The exercise:
Repeat the listing in full, exactly as it stands.

Lines of data:
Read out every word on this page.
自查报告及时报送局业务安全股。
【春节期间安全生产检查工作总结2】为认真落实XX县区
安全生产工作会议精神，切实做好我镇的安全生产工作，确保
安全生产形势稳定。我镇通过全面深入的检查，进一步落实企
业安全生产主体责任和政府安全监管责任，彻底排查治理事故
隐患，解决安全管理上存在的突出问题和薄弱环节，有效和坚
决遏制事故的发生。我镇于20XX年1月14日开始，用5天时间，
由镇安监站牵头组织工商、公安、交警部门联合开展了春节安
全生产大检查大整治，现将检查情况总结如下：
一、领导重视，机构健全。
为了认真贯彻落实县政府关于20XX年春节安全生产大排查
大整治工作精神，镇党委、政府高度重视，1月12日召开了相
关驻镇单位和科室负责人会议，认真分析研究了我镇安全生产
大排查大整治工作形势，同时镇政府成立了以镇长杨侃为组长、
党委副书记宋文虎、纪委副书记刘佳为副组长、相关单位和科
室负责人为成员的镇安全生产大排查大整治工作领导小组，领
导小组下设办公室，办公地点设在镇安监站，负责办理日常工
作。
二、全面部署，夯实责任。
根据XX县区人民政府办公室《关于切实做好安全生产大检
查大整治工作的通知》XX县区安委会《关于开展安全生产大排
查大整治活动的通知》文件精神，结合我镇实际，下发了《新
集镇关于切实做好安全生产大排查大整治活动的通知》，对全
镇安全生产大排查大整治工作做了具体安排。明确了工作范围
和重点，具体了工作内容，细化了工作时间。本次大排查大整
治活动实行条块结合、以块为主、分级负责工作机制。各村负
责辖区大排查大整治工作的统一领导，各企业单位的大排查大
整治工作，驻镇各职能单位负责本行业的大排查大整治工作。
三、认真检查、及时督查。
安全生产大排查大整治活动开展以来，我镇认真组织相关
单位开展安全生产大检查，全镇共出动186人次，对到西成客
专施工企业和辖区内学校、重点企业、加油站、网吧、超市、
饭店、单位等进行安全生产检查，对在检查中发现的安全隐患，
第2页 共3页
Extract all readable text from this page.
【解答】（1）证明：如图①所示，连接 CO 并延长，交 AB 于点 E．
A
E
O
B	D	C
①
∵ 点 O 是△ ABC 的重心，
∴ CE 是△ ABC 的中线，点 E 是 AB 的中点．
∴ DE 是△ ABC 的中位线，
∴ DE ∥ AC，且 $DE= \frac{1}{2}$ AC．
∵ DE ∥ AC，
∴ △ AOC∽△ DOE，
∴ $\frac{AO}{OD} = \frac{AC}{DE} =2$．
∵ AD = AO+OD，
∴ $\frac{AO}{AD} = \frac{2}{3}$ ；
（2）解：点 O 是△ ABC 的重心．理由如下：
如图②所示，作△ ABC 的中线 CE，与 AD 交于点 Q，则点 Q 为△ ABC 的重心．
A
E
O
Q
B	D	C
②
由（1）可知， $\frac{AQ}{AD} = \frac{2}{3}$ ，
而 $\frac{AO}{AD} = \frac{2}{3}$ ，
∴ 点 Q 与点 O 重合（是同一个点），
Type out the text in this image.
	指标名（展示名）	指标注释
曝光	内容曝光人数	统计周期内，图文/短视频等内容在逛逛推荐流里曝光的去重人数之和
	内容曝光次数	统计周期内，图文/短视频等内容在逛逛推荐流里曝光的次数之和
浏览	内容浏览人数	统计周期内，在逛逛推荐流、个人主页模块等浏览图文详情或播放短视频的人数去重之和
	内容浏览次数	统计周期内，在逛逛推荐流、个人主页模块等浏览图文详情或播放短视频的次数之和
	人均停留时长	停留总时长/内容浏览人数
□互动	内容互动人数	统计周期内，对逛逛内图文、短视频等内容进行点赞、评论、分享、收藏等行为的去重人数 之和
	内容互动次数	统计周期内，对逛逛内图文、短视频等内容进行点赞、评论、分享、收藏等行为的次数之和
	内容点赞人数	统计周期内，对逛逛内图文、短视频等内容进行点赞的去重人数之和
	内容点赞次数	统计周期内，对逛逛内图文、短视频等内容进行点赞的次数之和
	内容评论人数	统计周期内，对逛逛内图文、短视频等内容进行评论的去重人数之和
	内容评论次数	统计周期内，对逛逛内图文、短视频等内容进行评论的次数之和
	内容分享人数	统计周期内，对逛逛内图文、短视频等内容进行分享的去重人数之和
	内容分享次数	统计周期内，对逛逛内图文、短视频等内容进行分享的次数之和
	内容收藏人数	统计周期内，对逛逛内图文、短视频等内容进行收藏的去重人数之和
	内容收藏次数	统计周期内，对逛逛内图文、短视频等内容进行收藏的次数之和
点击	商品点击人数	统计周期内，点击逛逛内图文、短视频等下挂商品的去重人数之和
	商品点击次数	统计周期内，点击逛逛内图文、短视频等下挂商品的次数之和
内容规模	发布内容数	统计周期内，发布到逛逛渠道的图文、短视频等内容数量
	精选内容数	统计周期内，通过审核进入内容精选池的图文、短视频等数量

Exercise answer:
Read out every word on this page.
自查报告及时报送局业务安全股。
【春节期间安全生产检查工作总结2】为认真落实XX县区
安全生产工作会议精神，切实做好我镇的安全生产工作，确保
安全生产形势稳定。我镇通过全面深入的检查，进一步落实企
业安全生产主体责任和政府安全监管责任，彻底排查治理事故
隐患，解决安全管理上存在的突出问题和薄弱环节，有效和坚
决遏制事故的发生。我镇于20XX年1月14日开始，用5天时间，
由镇安监站牵头组织工商、公安、交警部门联合开展了春节安
全生产大检查大整治，现将检查情况总结如下：
一、领导重视，机构健全。
为了认真贯彻落实县政府关于20XX年春节安全生产大排查
大整治工作精神，镇党委、政府高度重视，1月12日召开了相
关驻镇单位和科室负责人会议，认真分析研究了我镇安全生产
大排查大整治工作形势，同时镇政府成立了以镇长杨侃为组长、
党委副书记宋文虎、纪委副书记刘佳为副组长、相关单位和科
室负责人为成员的镇安全生产大排查大整治工作领导小组，领
导小组下设办公室，办公地点设在镇安监站，负责办理日常工
作。
二、全面部署，夯实责任。
根据XX县区人民政府办公室《关于切实做好安全生产大检
查大整治工作的通知》XX县区安委会《关于开展安全生产大排
查大整治活动的通知》文件精神，结合我镇实际，下发了《新
集镇关于切实做好安全生产大排查大整治活动的通知》，对全
镇安全生产大排查大整治工作做了具体安排。明确了工作范围
和重点，具体了工作内容，细化了工作时间。本次大排查大整
治活动实行条块结合、以块为主、分级负责工作机制。各村负
责辖区大排查大整治工作的统一领导，各企业单位的大排查大
整治工作，驻镇各职能单位负责本行业的大排查大整治工作。
三、认真检查、及时督查。
安全生产大排查大整治活动开展以来，我镇认真组织相关
单位开展安全生产大检查，全镇共出动186人次，对到西成客
专施工企业和辖区内学校、重点企业、加油站、网吧、超市、
饭店、单位等进行安全生产检查，对在检查中发现的安全隐患，
第2页 共3页
Extract all readable text from this page.
【解答】（1）证明：如图①所示，连接 CO 并延长，交 AB 于点 E．
A
E
O
B	D	C
①
∵ 点 O 是△ ABC 的重心，
∴ CE 是△ ABC 的中线，点 E 是 AB 的中点．
∴ DE 是△ ABC 的中位线，
∴ DE ∥ AC，且 $DE= \frac{1}{2}$ AC．
∵ DE ∥ AC，
∴ △ AOC∽△ DOE，
∴ $\frac{AO}{OD} = \frac{AC}{DE} =2$．
∵ AD = AO+OD，
∴ $\frac{AO}{AD} = \frac{2}{3}$ ；
（2）解：点 O 是△ ABC 的重心．理由如下：
如图②所示，作△ ABC 的中线 CE，与 AD 交于点 Q，则点 Q 为△ ABC 的重心．
A
E
O
Q
B	D	C
②
由（1）可知， $\frac{AQ}{AD} = \frac{2}{3}$ ，
而 $\frac{AO}{AD} = \frac{2}{3}$ ，
∴ 点 Q 与点 O 重合（是同一个点），
Type out the text in this image.
	指标名（展示名）	指标注释
曝光	内容曝光人数	统计周期内，图文/短视频等内容在逛逛推荐流里曝光的去重人数之和
	内容曝光次数	统计周期内，图文/短视频等内容在逛逛推荐流里曝光的次数之和
浏览	内容浏览人数	统计周期内，在逛逛推荐流、个人主页模块等浏览图文详情或播放短视频的人数去重之和
	内容浏览次数	统计周期内，在逛逛推荐流、个人主页模块等浏览图文详情或播放短视频的次数之和
	人均停留时长	停留总时长/内容浏览人数
□互动	内容互动人数	统计周期内，对逛逛内图文、短视频等内容进行点赞、评论、分享、收藏等行为的去重人数 之和
	内容互动次数	统计周期内，对逛逛内图文、短视频等内容进行点赞、评论、分享、收藏等行为的次数之和
	内容点赞人数	统计周期内，对逛逛内图文、短视频等内容进行点赞的去重人数之和
	内容点赞次数	统计周期内，对逛逛内图文、短视频等内容进行点赞的次数之和
	内容评论人数	统计周期内，对逛逛内图文、短视频等内容进行评论的去重人数之和
	内容评论次数	统计周期内，对逛逛内图文、短视频等内容进行评论的次数之和
	内容分享人数	统计周期内，对逛逛内图文、短视频等内容进行分享的去重人数之和
	内容分享次数	统计周期内，对逛逛内图文、短视频等内容进行分享的次数之和
	内容收藏人数	统计周期内，对逛逛内图文、短视频等内容进行收藏的去重人数之和
	内容收藏次数	统计周期内，对逛逛内图文、短视频等内容进行收藏的次数之和
点击	商品点击人数	统计周期内，点击逛逛内图文、短视频等下挂商品的去重人数之和
	商品点击次数	统计周期内，点击逛逛内图文、短视频等下挂商品的次数之和
内容规模	发布内容数	统计周期内，发布到逛逛渠道的图文、短视频等内容数量
	精选内容数	统计周期内，通过审核进入内容精选池的图文、短视频等数量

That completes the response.